• **What to produce**:
Write out the data again in full, exactly as it reads.

• **Raw records**:
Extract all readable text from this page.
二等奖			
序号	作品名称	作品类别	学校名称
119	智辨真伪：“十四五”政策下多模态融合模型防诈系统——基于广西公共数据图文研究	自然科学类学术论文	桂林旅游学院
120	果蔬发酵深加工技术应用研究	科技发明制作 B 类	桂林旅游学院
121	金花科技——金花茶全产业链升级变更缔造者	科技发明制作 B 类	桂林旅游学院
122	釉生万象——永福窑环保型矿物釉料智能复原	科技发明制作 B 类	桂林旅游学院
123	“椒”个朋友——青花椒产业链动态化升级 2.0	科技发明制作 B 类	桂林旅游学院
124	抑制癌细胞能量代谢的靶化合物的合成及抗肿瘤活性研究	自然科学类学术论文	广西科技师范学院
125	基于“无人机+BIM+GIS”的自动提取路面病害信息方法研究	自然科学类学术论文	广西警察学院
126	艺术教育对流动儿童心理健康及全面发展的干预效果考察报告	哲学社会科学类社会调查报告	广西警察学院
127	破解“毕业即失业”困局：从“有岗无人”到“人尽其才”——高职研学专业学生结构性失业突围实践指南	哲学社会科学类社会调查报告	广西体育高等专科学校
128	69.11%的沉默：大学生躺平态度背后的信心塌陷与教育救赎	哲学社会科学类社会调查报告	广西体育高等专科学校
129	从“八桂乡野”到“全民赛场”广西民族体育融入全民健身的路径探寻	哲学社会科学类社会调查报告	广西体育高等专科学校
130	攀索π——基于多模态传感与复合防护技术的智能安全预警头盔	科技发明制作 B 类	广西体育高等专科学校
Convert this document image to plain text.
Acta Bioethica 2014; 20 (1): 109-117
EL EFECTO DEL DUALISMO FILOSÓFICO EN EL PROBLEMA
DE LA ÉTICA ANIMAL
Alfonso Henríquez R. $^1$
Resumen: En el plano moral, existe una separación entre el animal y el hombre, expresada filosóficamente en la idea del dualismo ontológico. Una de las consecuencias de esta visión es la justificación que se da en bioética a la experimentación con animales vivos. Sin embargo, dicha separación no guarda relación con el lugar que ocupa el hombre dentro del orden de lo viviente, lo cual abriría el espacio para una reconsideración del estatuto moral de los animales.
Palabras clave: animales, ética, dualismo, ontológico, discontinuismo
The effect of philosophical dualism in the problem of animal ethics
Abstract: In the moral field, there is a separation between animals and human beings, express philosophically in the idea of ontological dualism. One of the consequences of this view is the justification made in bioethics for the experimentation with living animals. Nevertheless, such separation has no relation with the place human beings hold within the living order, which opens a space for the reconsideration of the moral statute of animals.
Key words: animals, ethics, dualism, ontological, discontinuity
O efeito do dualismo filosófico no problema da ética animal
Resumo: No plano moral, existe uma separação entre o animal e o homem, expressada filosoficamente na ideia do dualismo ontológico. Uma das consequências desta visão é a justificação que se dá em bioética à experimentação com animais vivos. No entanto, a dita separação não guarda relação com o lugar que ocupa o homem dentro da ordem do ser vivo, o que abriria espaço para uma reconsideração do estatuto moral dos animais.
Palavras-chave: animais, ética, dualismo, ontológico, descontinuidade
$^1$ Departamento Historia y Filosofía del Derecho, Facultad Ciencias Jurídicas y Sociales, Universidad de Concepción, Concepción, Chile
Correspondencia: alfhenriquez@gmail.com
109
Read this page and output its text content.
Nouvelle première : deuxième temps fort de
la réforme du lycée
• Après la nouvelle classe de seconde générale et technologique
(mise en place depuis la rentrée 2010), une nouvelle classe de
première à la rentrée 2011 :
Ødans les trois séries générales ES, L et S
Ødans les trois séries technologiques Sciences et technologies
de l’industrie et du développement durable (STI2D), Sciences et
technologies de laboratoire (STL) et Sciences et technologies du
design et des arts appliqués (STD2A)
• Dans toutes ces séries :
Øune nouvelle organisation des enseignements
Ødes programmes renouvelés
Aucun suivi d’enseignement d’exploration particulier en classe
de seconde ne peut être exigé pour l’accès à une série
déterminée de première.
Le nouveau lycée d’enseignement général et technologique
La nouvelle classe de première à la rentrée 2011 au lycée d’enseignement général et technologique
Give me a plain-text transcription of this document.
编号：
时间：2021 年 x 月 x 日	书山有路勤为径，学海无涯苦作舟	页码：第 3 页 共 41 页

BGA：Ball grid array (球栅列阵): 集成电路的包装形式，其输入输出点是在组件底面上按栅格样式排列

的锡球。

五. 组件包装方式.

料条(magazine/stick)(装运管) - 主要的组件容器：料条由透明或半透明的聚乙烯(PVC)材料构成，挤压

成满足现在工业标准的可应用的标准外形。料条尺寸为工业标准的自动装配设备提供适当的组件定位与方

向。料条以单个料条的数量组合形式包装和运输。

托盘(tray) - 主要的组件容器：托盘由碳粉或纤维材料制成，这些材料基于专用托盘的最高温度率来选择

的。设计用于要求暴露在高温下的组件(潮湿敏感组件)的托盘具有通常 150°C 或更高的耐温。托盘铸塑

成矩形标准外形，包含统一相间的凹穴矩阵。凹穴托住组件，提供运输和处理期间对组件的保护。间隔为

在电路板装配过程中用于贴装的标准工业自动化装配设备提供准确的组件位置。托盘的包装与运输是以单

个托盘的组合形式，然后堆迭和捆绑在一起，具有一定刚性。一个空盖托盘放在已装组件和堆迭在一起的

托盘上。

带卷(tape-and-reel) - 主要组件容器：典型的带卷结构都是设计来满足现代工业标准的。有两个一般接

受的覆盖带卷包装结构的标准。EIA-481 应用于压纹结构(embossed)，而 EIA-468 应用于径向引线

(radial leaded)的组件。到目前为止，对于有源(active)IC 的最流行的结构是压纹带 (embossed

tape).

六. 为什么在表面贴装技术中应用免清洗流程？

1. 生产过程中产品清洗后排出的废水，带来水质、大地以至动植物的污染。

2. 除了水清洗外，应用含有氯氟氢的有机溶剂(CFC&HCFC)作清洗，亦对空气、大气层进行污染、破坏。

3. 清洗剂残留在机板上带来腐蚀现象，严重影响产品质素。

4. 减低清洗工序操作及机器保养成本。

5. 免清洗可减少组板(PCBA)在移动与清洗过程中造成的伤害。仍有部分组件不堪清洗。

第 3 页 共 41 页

• **Response to the exercise**:
Extract all readable text from this page.
二等奖			
序号	作品名称	作品类别	学校名称
119	智辨真伪：“十四五”政策下多模态融合模型防诈系统——基于广西公共数据图文研究	自然科学类学术论文	桂林旅游学院
120	果蔬发酵深加工技术应用研究	科技发明制作 B 类	桂林旅游学院
121	金花科技——金花茶全产业链升级变更缔造者	科技发明制作 B 类	桂林旅游学院
122	釉生万象——永福窑环保型矿物釉料智能复原	科技发明制作 B 类	桂林旅游学院
123	“椒”个朋友——青花椒产业链动态化升级 2.0	科技发明制作 B 类	桂林旅游学院
124	抑制癌细胞能量代谢的靶化合物的合成及抗肿瘤活性研究	自然科学类学术论文	广西科技师范学院
125	基于“无人机+BIM+GIS”的自动提取路面病害信息方法研究	自然科学类学术论文	广西警察学院
126	艺术教育对流动儿童心理健康及全面发展的干预效果考察报告	哲学社会科学类社会调查报告	广西警察学院
127	破解“毕业即失业”困局：从“有岗无人”到“人尽其才”——高职研学专业学生结构性失业突围实践指南	哲学社会科学类社会调查报告	广西体育高等专科学校
128	69.11%的沉默：大学生躺平态度背后的信心塌陷与教育救赎	哲学社会科学类社会调查报告	广西体育高等专科学校
129	从“八桂乡野”到“全民赛场”广西民族体育融入全民健身的路径探寻	哲学社会科学类社会调查报告	广西体育高等专科学校
130	攀索π——基于多模态传感与复合防护技术的智能安全预警头盔	科技发明制作 B 类	广西体育高等专科学校
Convert this document image to plain text.
Acta Bioethica 2014; 20 (1): 109-117
EL EFECTO DEL DUALISMO FILOSÓFICO EN EL PROBLEMA
DE LA ÉTICA ANIMAL
Alfonso Henríquez R. $^1$
Resumen: En el plano moral, existe una separación entre el animal y el hombre, expresada filosóficamente en la idea del dualismo ontológico. Una de las consecuencias de esta visión es la justificación que se da en bioética a la experimentación con animales vivos. Sin embargo, dicha separación no guarda relación con el lugar que ocupa el hombre dentro del orden de lo viviente, lo cual abriría el espacio para una reconsideración del estatuto moral de los animales.
Palabras clave: animales, ética, dualismo, ontológico, discontinuismo
The effect of philosophical dualism in the problem of animal ethics
Abstract: In the moral field, there is a separation between animals and human beings, express philosophically in the idea of ontological dualism. One of the consequences of this view is the justification made in bioethics for the experimentation with living animals. Nevertheless, such separation has no relation with the place human beings hold within the living order, which opens a space for the reconsideration of the moral statute of animals.
Key words: animals, ethics, dualism, ontological, discontinuity
O efeito do dualismo filosófico no problema da ética animal
Resumo: No plano moral, existe uma separação entre o animal e o homem, expressada filosoficamente na ideia do dualismo ontológico. Uma das consequências desta visão é a justificação que se dá em bioética à experimentação com animais vivos. No entanto, a dita separação não guarda relação com o lugar que ocupa o homem dentro da ordem do ser vivo, o que abriria espaço para uma reconsideração do estatuto moral dos animais.
Palavras-chave: animais, ética, dualismo, ontológico, descontinuidade
$^1$ Departamento Historia y Filosofía del Derecho, Facultad Ciencias Jurídicas y Sociales, Universidad de Concepción, Concepción, Chile
Correspondencia: alfhenriquez@gmail.com
109
Read this page and output its text content.
Nouvelle première : deuxième temps fort de
la réforme du lycée
• Après la nouvelle classe de seconde générale et technologique
(mise en place depuis la rentrée 2010), une nouvelle classe de
première à la rentrée 2011 :
Ødans les trois séries générales ES, L et S
Ødans les trois séries technologiques Sciences et technologies
de l’industrie et du développement durable (STI2D), Sciences et
technologies de laboratoire (STL) et Sciences et technologies du
design et des arts appliqués (STD2A)
• Dans toutes ces séries :
Øune nouvelle organisation des enseignements
Ødes programmes renouvelés
Aucun suivi d’enseignement d’exploration particulier en classe
de seconde ne peut être exigé pour l’accès à une série
déterminée de première.
Le nouveau lycée d’enseignement général et technologique
La nouvelle classe de première à la rentrée 2011 au lycée d’enseignement général et technologique
Give me a plain-text transcription of this document.
编号：
时间：2021 年 x 月 x 日	书山有路勤为径，学海无涯苦作舟	页码：第 3 页 共 41 页

BGA：Ball grid array (球栅列阵): 集成电路的包装形式，其输入输出点是在组件底面上按栅格样式排列

的锡球。

五. 组件包装方式.

料条(magazine/stick)(装运管) - 主要的组件容器：料条由透明或半透明的聚乙烯(PVC)材料构成，挤压

成满足现在工业标准的可应用的标准外形。料条尺寸为工业标准的自动装配设备提供适当的组件定位与方

向。料条以单个料条的数量组合形式包装和运输。

托盘(tray) - 主要的组件容器：托盘由碳粉或纤维材料制成，这些材料基于专用托盘的最高温度率来选择

的。设计用于要求暴露在高温下的组件(潮湿敏感组件)的托盘具有通常 150°C 或更高的耐温。托盘铸塑

成矩形标准外形，包含统一相间的凹穴矩阵。凹穴托住组件，提供运输和处理期间对组件的保护。间隔为

在电路板装配过程中用于贴装的标准工业自动化装配设备提供准确的组件位置。托盘的包装与运输是以单

个托盘的组合形式，然后堆迭和捆绑在一起，具有一定刚性。一个空盖托盘放在已装组件和堆迭在一起的

托盘上。

带卷(tape-and-reel) - 主要组件容器：典型的带卷结构都是设计来满足现代工业标准的。有两个一般接

受的覆盖带卷包装结构的标准。EIA-481 应用于压纹结构(embossed)，而 EIA-468 应用于径向引线

(radial leaded)的组件。到目前为止，对于有源(active)IC 的最流行的结构是压纹带 (embossed

tape).

六. 为什么在表面贴装技术中应用免清洗流程？

1. 生产过程中产品清洗后排出的废水，带来水质、大地以至动植物的污染。

2. 除了水清洗外，应用含有氯氟氢的有机溶剂(CFC&HCFC)作清洗，亦对空气、大气层进行污染、破坏。

3. 清洗剂残留在机板上带来腐蚀现象，严重影响产品质素。

4. 减低清洗工序操作及机器保养成本。

5. 免清洗可减少组板(PCBA)在移动与清洗过程中造成的伤害。仍有部分组件不堪清洗。

第 3 页 共 41 页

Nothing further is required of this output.